[Start]

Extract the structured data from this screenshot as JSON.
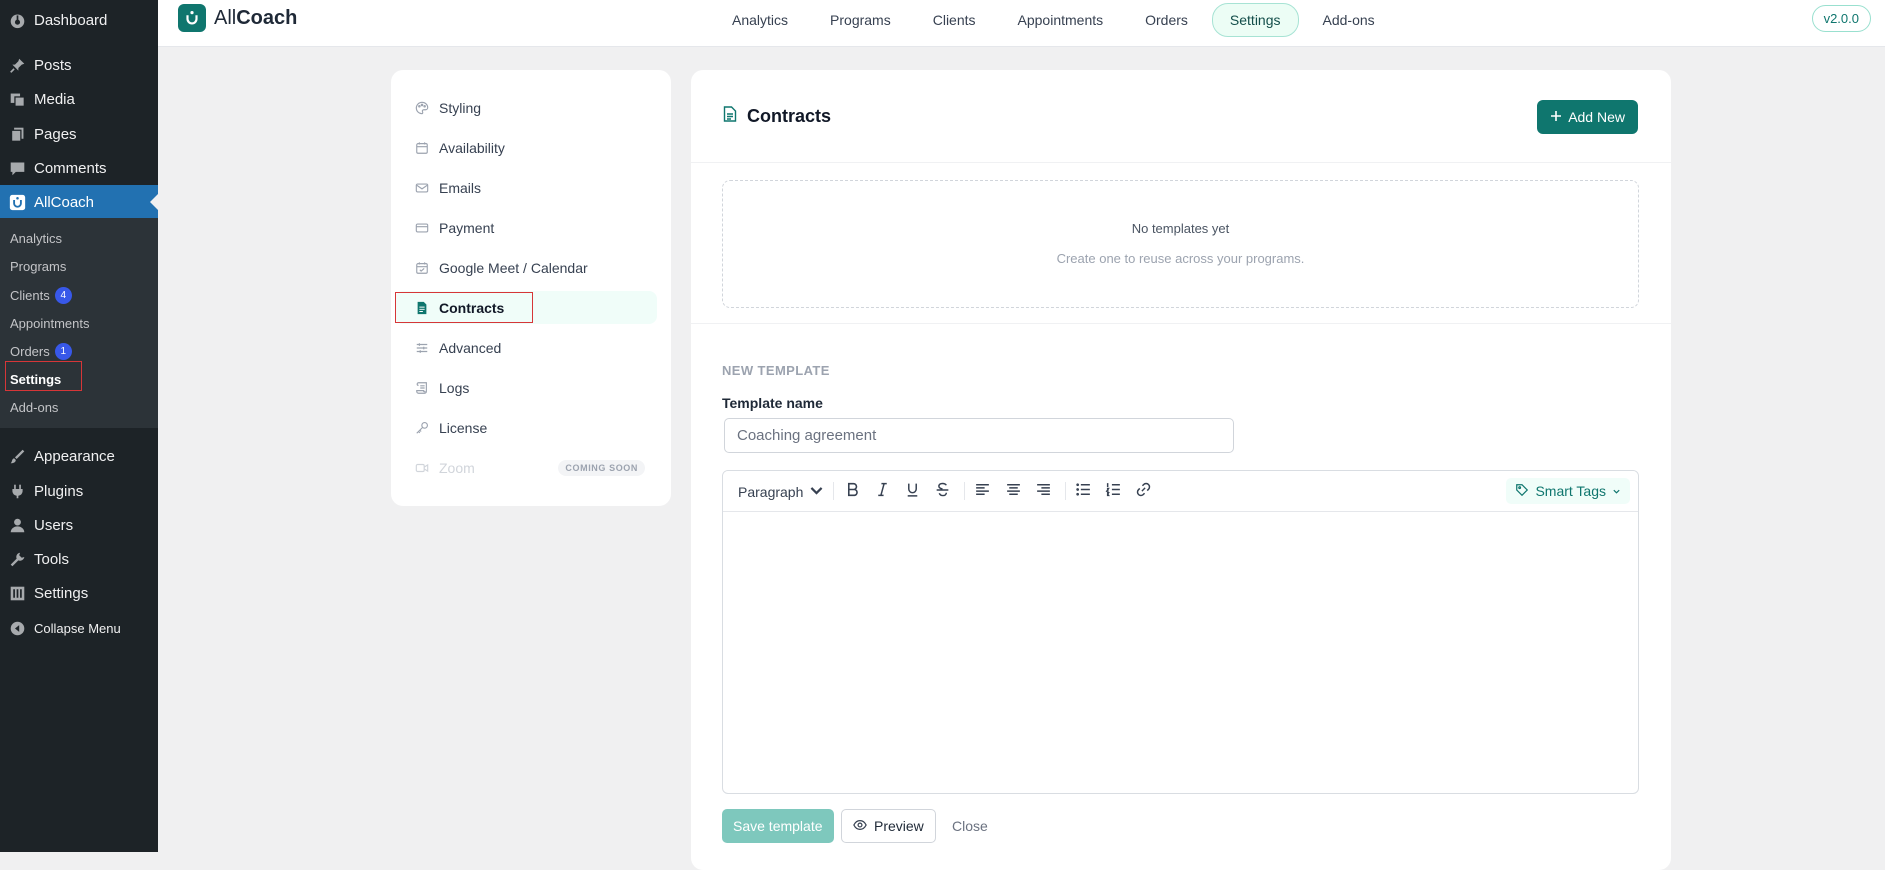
{
  "wp_menu": {
    "dashboard": "Dashboard",
    "posts": "Posts",
    "media": "Media",
    "pages": "Pages",
    "comments": "Comments",
    "allcoach": "AllCoach",
    "appearance": "Appearance",
    "plugins": "Plugins",
    "users": "Users",
    "tools": "Tools",
    "settings": "Settings",
    "collapse": "Collapse Menu"
  },
  "wp_submenu": {
    "analytics": "Analytics",
    "programs": "Programs",
    "clients": "Clients",
    "clients_count": "4",
    "appointments": "Appointments",
    "orders": "Orders",
    "orders_count": "1",
    "settings": "Settings",
    "addons": "Add-ons"
  },
  "app": {
    "brand_light": "All",
    "brand_bold": "Coach",
    "version": "v2.0.0",
    "accent": "#0f766e"
  },
  "topnav": {
    "analytics": "Analytics",
    "programs": "Programs",
    "clients": "Clients",
    "appointments": "Appointments",
    "orders": "Orders",
    "settings": "Settings",
    "addons": "Add-ons"
  },
  "settings_nav": {
    "styling": "Styling",
    "availability": "Availability",
    "emails": "Emails",
    "payment": "Payment",
    "google_meet": "Google Meet / Calendar",
    "contracts": "Contracts",
    "advanced": "Advanced",
    "logs": "Logs",
    "license": "License",
    "zoom": "Zoom",
    "coming_soon": "COMING SOON"
  },
  "contracts": {
    "title": "Contracts",
    "add_new": "Add New",
    "empty_title": "No templates yet",
    "empty_sub": "Create one to reuse across your programs."
  },
  "new_template": {
    "section": "NEW TEMPLATE",
    "name_label": "Template name",
    "name_placeholder": "Coaching agreement",
    "format_select": "Paragraph",
    "smart_tags": "Smart Tags",
    "save": "Save template",
    "preview": "Preview",
    "close": "Close"
  }
}
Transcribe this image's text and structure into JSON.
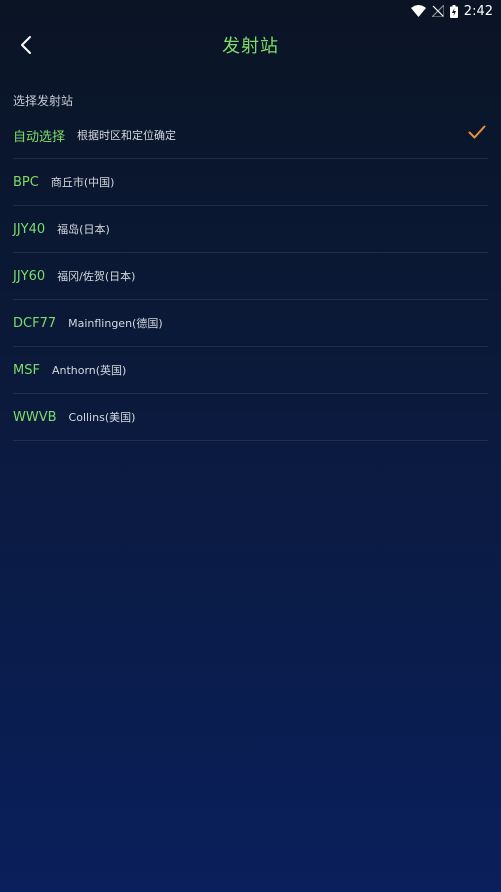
{
  "status_bar": {
    "time": "2:42"
  },
  "header": {
    "title": "发射站"
  },
  "section_label": "选择发射站",
  "stations": [
    {
      "code": "自动选择",
      "desc": "根据时区和定位确定",
      "selected": true
    },
    {
      "code": "BPC",
      "desc": "商丘市(中国)",
      "selected": false
    },
    {
      "code": "JJY40",
      "desc": "福岛(日本)",
      "selected": false
    },
    {
      "code": "JJY60",
      "desc": "福冈/佐贺(日本)",
      "selected": false
    },
    {
      "code": "DCF77",
      "desc": "Mainflingen(德国)",
      "selected": false
    },
    {
      "code": "MSF",
      "desc": "Anthorn(英国)",
      "selected": false
    },
    {
      "code": "WWVB",
      "desc": "Collins(美国)",
      "selected": false
    }
  ],
  "colors": {
    "accent_green": "#7ddc6a",
    "check_orange": "#e8913a"
  },
  "icons": {
    "back": "chevron-left-icon",
    "check": "check-icon",
    "wifi": "wifi-icon",
    "signal": "no-signal-icon",
    "battery": "battery-charging-icon"
  }
}
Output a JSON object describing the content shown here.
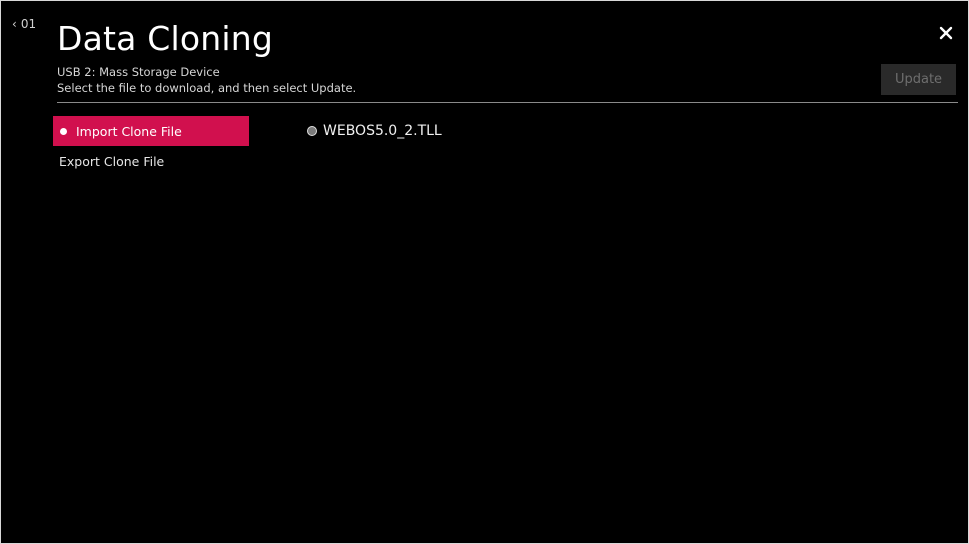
{
  "header": {
    "back_label": "01",
    "title": "Data Cloning",
    "subtitle_line1": "USB 2: Mass Storage Device",
    "subtitle_line2": "Select the file to download, and then select Update.",
    "update_label": "Update"
  },
  "menu": {
    "items": [
      {
        "label": "Import Clone File",
        "selected": true
      },
      {
        "label": "Export Clone File",
        "selected": false
      }
    ]
  },
  "files": [
    {
      "name": "WEBOS5.0_2.TLL",
      "selected": false
    }
  ],
  "colors": {
    "background": "#000000",
    "accent": "#d1104e",
    "update_disabled_bg": "#2a2a2a",
    "update_disabled_text": "#6e6e6e"
  },
  "icons": {
    "back": "chevron-left-icon",
    "close": "close-icon",
    "selected_marker": "dot-icon",
    "file_marker": "radio-icon"
  }
}
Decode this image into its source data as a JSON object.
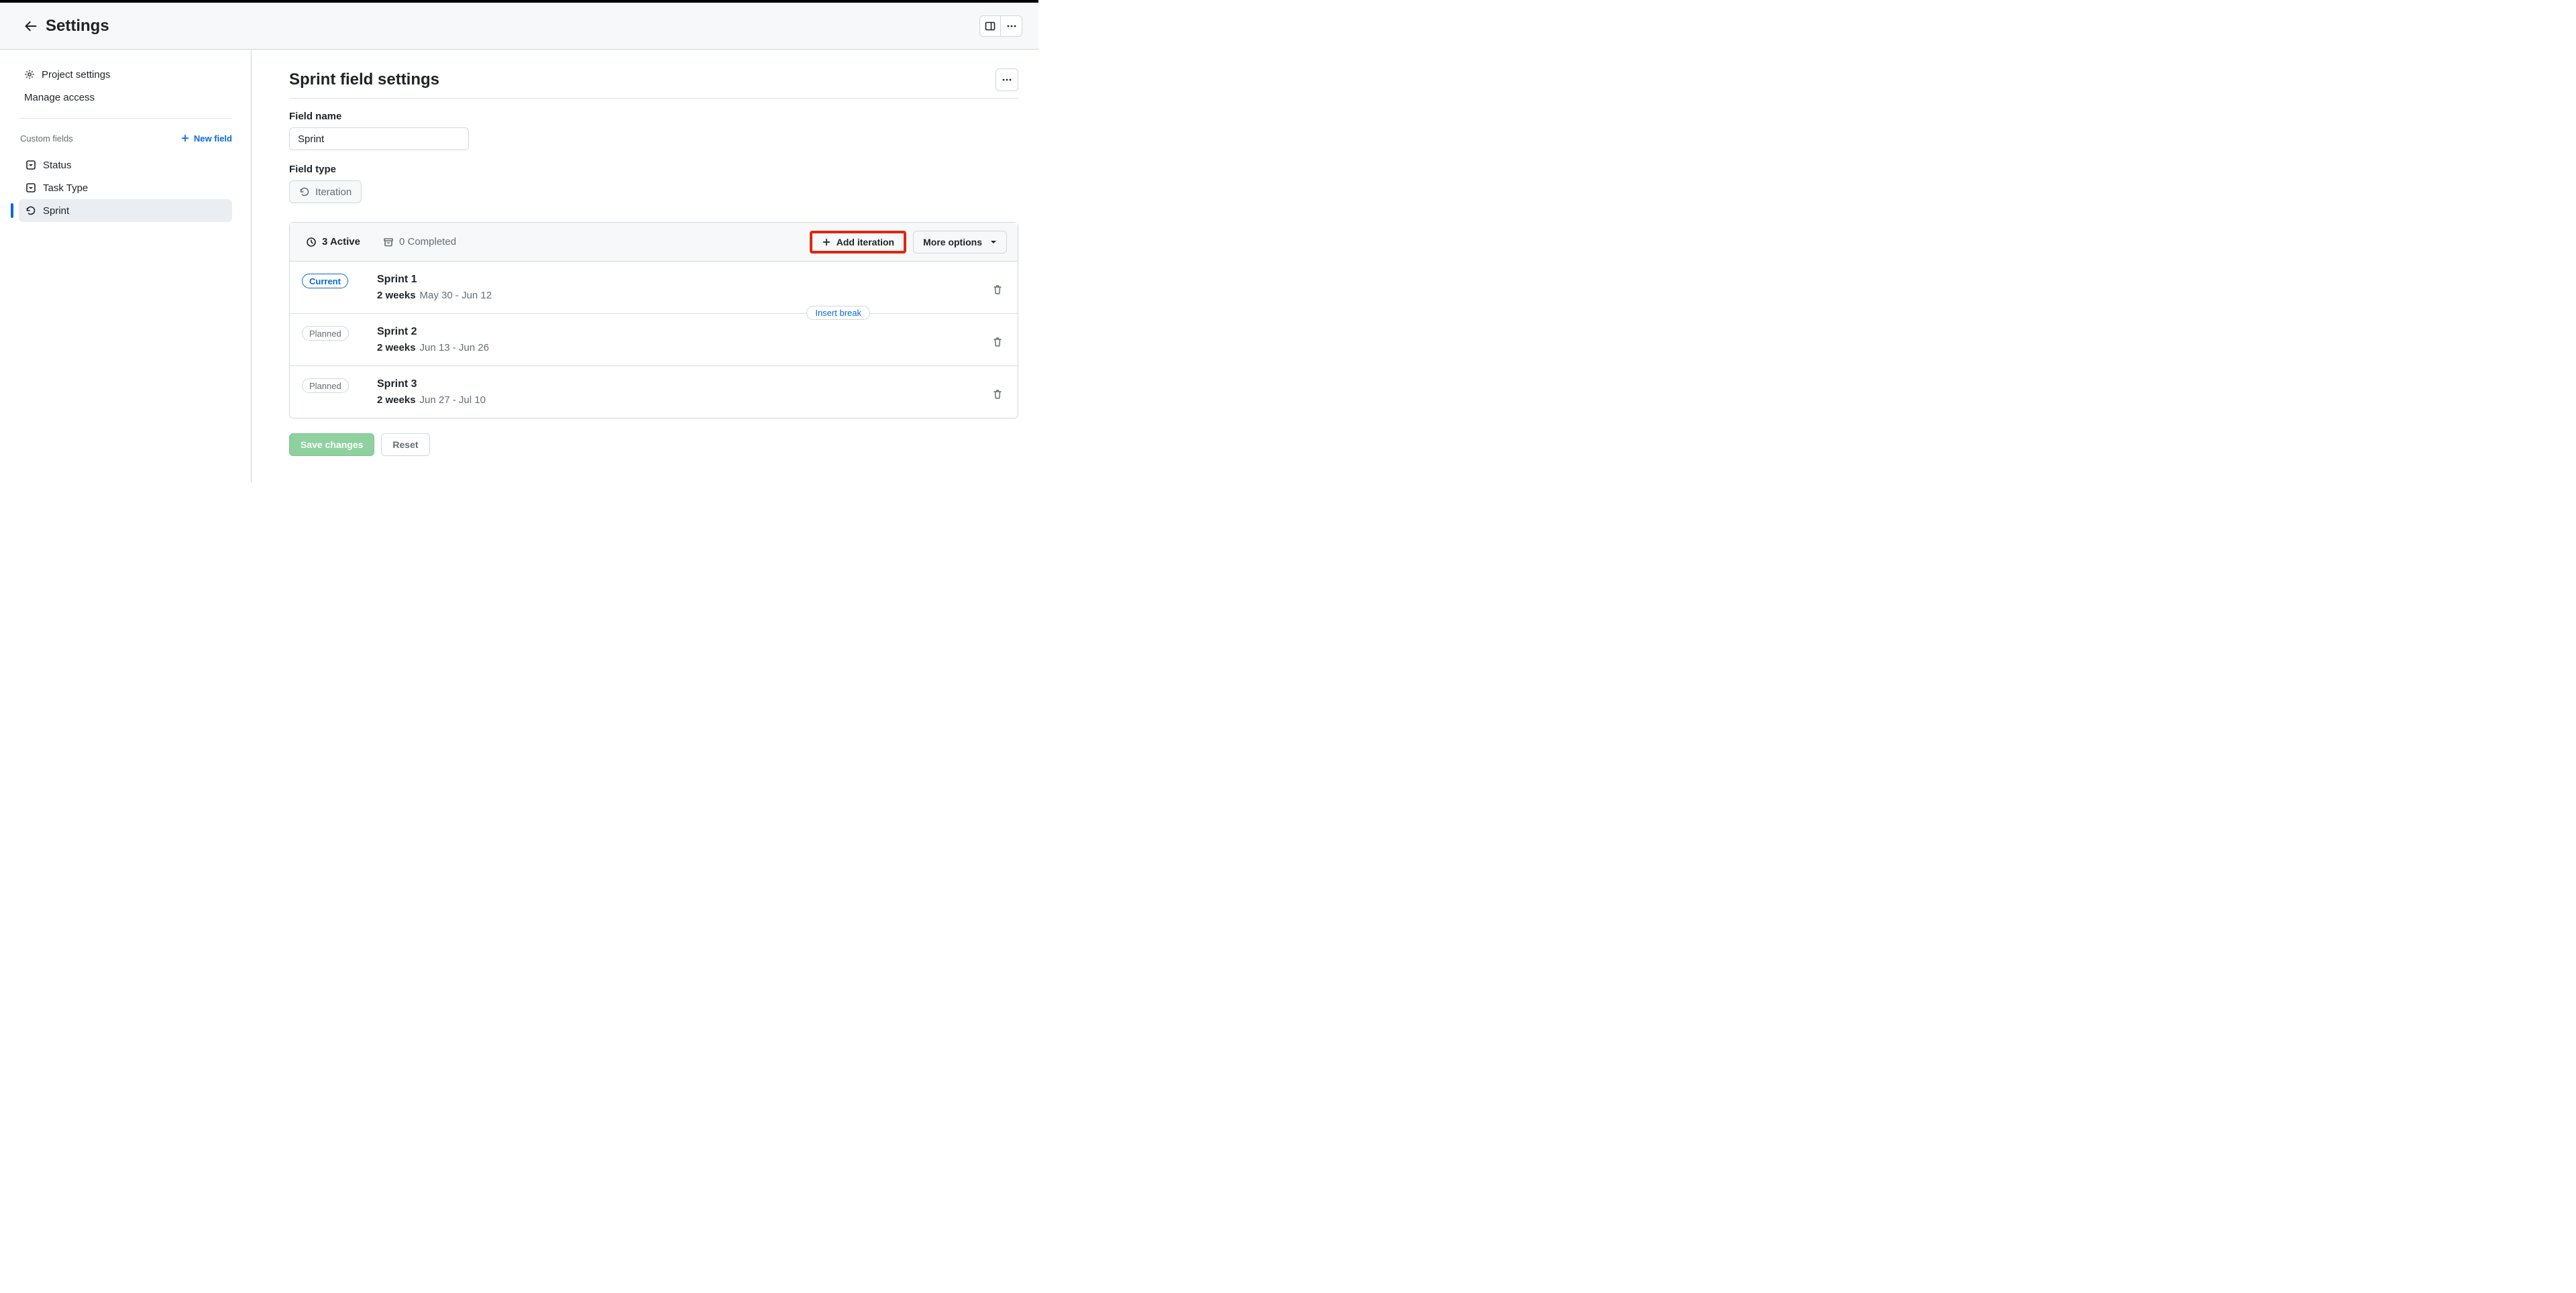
{
  "header": {
    "title": "Settings"
  },
  "sidebar": {
    "project_settings": "Project settings",
    "manage_access": "Manage access",
    "custom_fields_label": "Custom fields",
    "new_field_label": "New field",
    "fields": [
      {
        "label": "Status"
      },
      {
        "label": "Task Type"
      },
      {
        "label": "Sprint"
      }
    ]
  },
  "main": {
    "title": "Sprint field settings",
    "field_name_label": "Field name",
    "field_name_value": "Sprint",
    "field_type_label": "Field type",
    "field_type_value": "Iteration",
    "tabs": {
      "active": "3 Active",
      "completed": "0 Completed"
    },
    "add_iteration_label": "Add iteration",
    "more_options_label": "More options",
    "insert_break_label": "Insert break",
    "iterations": [
      {
        "badge": "Current",
        "badge_kind": "current",
        "name": "Sprint 1",
        "duration": "2 weeks",
        "range": "May 30 - Jun 12",
        "show_insert_break": false
      },
      {
        "badge": "Planned",
        "badge_kind": "planned",
        "name": "Sprint 2",
        "duration": "2 weeks",
        "range": "Jun 13 - Jun 26",
        "show_insert_break": true
      },
      {
        "badge": "Planned",
        "badge_kind": "planned",
        "name": "Sprint 3",
        "duration": "2 weeks",
        "range": "Jun 27 - Jul 10",
        "show_insert_break": false
      }
    ],
    "save_label": "Save changes",
    "reset_label": "Reset"
  }
}
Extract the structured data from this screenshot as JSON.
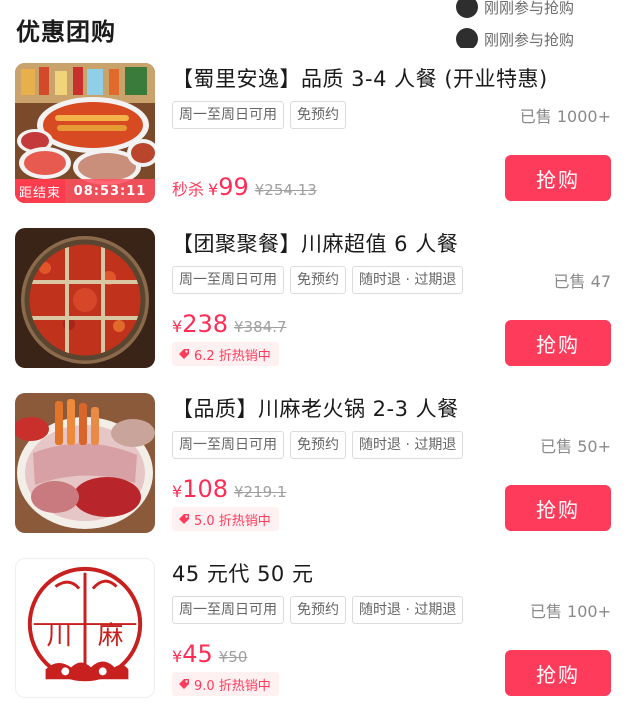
{
  "section": {
    "title": "优惠团购"
  },
  "ticker": {
    "rows": [
      {
        "text": "刚刚参与抢购"
      },
      {
        "text": "刚刚参与抢购"
      }
    ]
  },
  "deals": [
    {
      "title": "【蜀里安逸】品质 3-4 人餐 (开业特惠)",
      "tags": [
        "周一至周日可用",
        "免预约"
      ],
      "sold": "已售 1000+",
      "flash_label": "秒杀",
      "currency": "¥",
      "price": "99",
      "original_price": "¥254.13",
      "countdown_label": "距结束",
      "countdown_time": "08:53:11",
      "buy_label": "抢购"
    },
    {
      "title": "【团聚聚餐】川麻超值 6 人餐",
      "tags": [
        "周一至周日可用",
        "免预约",
        "随时退 · 过期退"
      ],
      "sold": "已售 47",
      "currency": "¥",
      "price": "238",
      "original_price": "¥384.7",
      "hot_badge": "6.2 折热销中",
      "buy_label": "抢购"
    },
    {
      "title": "【品质】川麻老火锅 2-3 人餐",
      "tags": [
        "周一至周日可用",
        "免预约",
        "随时退 · 过期退"
      ],
      "sold": "已售 50+",
      "currency": "¥",
      "price": "108",
      "original_price": "¥219.1",
      "hot_badge": "5.0 折热销中",
      "buy_label": "抢购"
    },
    {
      "title": "45 元代 50 元",
      "tags": [
        "周一至周日可用",
        "免预约",
        "随时退 · 过期退"
      ],
      "sold": "已售 100+",
      "currency": "¥",
      "price": "45",
      "original_price": "¥50",
      "hot_badge": "9.0 折热销中",
      "buy_label": "抢购",
      "logo_text": {
        "left": "川",
        "right": "麻"
      }
    }
  ],
  "colors": {
    "accent": "#ff3b5c",
    "badge_bg": "#fff0f2",
    "tag_border": "#dcdcdc",
    "muted_text": "#8a8a8a"
  },
  "icons": {
    "ticker_avatar": "avatar-icon",
    "hot_badge": "price-tag-icon"
  }
}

[End]

**THE EXERCISE:** Write down every line of the data above that includes the string "fields".

**RESPONSE TO THE EXERCISE:**
    "custom_fields_label": "Custom fields",
    "fields": [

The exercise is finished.